Data entries for graphics
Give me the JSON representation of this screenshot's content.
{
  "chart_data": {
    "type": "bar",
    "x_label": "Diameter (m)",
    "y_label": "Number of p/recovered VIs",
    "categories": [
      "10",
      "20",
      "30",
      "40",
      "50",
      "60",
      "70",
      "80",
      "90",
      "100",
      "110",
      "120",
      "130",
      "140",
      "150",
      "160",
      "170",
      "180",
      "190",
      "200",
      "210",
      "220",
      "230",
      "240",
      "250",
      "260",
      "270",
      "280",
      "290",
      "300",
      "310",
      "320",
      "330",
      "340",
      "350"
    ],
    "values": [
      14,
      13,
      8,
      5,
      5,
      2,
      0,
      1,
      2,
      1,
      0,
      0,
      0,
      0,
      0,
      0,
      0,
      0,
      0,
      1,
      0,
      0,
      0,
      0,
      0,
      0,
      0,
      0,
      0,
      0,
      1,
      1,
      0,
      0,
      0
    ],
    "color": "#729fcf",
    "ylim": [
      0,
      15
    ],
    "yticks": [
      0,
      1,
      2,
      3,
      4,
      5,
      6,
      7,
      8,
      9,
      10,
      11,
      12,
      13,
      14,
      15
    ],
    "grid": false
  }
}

* * *

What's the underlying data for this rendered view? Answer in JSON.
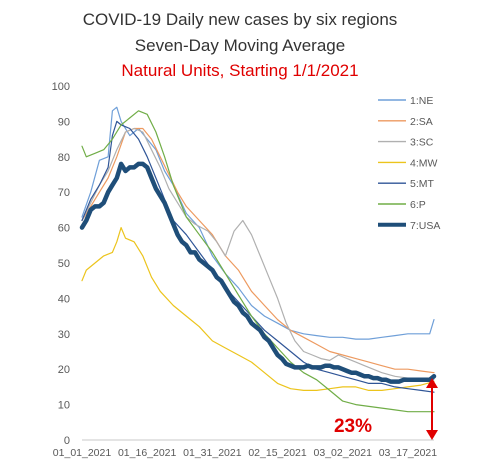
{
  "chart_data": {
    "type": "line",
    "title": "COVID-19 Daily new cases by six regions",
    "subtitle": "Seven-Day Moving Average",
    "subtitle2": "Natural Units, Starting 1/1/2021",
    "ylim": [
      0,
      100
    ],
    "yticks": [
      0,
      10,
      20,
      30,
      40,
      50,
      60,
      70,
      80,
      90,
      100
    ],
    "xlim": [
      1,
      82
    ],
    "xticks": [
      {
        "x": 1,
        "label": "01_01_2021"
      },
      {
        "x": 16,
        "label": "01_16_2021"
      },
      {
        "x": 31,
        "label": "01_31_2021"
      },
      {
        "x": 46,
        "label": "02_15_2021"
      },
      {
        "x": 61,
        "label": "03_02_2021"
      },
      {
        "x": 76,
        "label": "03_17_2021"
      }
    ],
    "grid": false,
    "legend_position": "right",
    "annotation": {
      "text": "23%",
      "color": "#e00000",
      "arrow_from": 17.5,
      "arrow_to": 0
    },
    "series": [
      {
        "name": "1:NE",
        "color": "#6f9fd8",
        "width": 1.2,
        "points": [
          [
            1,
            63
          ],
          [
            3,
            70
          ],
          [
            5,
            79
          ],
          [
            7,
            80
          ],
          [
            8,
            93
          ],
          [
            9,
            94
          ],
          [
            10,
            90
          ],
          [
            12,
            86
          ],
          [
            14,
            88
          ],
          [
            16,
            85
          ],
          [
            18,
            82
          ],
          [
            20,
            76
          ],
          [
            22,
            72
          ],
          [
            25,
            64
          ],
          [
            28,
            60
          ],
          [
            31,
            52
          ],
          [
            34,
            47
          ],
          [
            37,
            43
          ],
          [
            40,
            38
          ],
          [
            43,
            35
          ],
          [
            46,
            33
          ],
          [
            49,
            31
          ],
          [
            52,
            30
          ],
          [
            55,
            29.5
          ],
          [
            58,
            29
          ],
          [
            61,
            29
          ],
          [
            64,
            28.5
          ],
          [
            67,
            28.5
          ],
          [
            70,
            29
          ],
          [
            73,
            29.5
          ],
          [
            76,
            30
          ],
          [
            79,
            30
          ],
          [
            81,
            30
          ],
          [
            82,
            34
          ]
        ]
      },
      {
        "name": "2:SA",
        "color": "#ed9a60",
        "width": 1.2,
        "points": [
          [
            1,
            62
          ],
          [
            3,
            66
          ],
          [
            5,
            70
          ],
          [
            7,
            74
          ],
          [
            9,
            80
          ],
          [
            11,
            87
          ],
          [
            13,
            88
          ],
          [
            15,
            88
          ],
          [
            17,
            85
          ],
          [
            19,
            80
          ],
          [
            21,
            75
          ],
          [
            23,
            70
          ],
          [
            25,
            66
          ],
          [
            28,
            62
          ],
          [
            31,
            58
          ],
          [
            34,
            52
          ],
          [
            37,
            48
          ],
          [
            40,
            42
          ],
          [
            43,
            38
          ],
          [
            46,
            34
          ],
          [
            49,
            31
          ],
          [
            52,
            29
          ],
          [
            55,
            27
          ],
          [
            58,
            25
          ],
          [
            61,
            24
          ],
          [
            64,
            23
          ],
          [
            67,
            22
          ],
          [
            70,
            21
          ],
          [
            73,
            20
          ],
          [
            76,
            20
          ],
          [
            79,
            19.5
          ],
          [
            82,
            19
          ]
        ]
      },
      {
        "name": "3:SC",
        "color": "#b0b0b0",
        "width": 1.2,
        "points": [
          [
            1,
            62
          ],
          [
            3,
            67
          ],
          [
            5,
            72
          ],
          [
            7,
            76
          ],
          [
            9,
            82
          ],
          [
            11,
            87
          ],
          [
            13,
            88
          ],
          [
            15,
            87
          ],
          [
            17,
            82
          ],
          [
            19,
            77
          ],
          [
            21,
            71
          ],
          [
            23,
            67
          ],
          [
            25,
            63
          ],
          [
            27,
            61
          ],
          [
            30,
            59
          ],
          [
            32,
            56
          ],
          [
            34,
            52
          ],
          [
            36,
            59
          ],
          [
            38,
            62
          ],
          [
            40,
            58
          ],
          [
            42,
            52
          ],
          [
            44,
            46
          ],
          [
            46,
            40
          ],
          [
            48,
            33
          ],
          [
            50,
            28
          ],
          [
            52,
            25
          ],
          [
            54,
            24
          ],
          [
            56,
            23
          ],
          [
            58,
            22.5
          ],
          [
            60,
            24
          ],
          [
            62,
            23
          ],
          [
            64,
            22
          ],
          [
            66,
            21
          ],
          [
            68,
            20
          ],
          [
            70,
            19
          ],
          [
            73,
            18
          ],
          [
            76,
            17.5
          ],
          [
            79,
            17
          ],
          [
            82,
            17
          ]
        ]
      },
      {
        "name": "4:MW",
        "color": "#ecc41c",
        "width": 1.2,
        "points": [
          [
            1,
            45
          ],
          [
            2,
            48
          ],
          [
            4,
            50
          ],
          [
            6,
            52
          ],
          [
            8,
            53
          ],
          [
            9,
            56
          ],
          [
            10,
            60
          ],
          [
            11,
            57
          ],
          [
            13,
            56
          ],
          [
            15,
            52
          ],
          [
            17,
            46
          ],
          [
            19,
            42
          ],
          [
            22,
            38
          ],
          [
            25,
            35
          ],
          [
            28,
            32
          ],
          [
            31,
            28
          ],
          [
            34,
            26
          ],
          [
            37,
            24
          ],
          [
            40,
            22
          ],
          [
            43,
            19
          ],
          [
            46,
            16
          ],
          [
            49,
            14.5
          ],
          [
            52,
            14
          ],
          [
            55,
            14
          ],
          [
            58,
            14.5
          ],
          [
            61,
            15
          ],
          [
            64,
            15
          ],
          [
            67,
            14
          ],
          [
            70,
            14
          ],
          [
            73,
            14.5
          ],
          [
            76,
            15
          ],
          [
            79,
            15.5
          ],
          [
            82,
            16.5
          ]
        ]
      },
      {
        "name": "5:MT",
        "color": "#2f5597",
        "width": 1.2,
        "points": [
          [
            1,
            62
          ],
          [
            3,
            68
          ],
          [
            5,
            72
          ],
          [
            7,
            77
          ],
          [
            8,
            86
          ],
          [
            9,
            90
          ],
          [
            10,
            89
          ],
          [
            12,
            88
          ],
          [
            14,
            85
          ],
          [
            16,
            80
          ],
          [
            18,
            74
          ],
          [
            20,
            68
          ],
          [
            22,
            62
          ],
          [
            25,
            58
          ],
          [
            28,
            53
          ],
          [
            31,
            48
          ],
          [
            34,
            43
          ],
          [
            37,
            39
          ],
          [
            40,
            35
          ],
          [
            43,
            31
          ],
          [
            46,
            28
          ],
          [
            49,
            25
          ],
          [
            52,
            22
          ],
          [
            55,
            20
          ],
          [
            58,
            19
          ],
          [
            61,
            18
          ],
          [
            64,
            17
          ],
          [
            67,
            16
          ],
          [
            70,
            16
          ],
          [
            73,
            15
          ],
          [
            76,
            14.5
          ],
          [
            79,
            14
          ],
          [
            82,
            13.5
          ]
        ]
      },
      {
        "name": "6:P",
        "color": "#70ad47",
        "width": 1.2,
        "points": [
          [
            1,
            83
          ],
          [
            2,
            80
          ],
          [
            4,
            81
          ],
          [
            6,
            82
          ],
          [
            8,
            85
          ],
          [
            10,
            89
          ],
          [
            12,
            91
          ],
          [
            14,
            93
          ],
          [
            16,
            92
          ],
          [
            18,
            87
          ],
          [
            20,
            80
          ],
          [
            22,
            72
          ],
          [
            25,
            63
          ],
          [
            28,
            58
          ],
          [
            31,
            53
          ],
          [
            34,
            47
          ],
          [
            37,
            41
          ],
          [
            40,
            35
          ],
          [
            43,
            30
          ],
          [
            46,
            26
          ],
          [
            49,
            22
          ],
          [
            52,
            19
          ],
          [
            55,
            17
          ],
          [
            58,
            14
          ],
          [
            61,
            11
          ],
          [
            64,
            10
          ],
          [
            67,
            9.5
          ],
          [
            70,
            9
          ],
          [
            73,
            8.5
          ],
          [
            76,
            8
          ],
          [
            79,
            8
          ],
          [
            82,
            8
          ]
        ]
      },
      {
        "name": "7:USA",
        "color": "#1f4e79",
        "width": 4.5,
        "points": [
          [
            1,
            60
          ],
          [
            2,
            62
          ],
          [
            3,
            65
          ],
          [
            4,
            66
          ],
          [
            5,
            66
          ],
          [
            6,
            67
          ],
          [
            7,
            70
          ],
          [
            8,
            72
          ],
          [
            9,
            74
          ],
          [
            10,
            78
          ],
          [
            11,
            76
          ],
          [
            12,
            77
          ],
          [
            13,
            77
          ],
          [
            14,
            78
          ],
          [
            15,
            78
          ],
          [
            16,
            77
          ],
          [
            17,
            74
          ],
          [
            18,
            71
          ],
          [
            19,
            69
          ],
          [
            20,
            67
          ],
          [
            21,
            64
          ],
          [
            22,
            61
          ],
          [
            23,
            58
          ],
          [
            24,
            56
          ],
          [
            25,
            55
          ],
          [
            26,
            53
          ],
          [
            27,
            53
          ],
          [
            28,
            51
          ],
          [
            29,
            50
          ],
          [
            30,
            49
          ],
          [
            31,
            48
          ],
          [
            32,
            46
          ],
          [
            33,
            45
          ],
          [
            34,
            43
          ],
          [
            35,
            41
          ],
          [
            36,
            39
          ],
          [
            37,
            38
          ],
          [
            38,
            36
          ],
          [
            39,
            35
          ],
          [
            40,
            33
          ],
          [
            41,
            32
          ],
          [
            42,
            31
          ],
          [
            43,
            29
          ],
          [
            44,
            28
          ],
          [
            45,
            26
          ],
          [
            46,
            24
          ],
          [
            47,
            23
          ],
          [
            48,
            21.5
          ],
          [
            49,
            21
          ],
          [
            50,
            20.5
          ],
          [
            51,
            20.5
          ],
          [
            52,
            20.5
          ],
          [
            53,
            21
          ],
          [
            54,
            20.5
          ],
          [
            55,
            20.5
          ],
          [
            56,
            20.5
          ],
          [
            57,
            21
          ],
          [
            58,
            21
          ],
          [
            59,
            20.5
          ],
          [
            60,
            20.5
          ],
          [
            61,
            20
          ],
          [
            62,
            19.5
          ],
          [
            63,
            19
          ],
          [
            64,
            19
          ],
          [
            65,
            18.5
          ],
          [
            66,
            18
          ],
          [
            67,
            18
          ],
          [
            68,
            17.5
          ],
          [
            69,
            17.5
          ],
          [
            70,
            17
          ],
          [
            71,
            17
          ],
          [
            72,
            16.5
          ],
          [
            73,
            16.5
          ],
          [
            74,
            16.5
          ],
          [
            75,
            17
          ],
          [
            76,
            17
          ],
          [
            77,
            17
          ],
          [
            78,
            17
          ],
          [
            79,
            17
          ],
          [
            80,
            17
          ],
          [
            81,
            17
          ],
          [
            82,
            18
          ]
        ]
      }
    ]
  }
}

# REQUIRED WORK
Using the listing, copy every line where the word "color" shows up.

# ANSWER TO THE TASK
    "color": "#729fcf",
      "color": "#e00000",
        "color": "#6f9fd8",
        "color": "#ed9a60",
        "color": "#b0b0b0",
        "color": "#ecc41c",
        "color": "#2f5597",
        "color": "#70ad47",
        "color": "#1f4e79",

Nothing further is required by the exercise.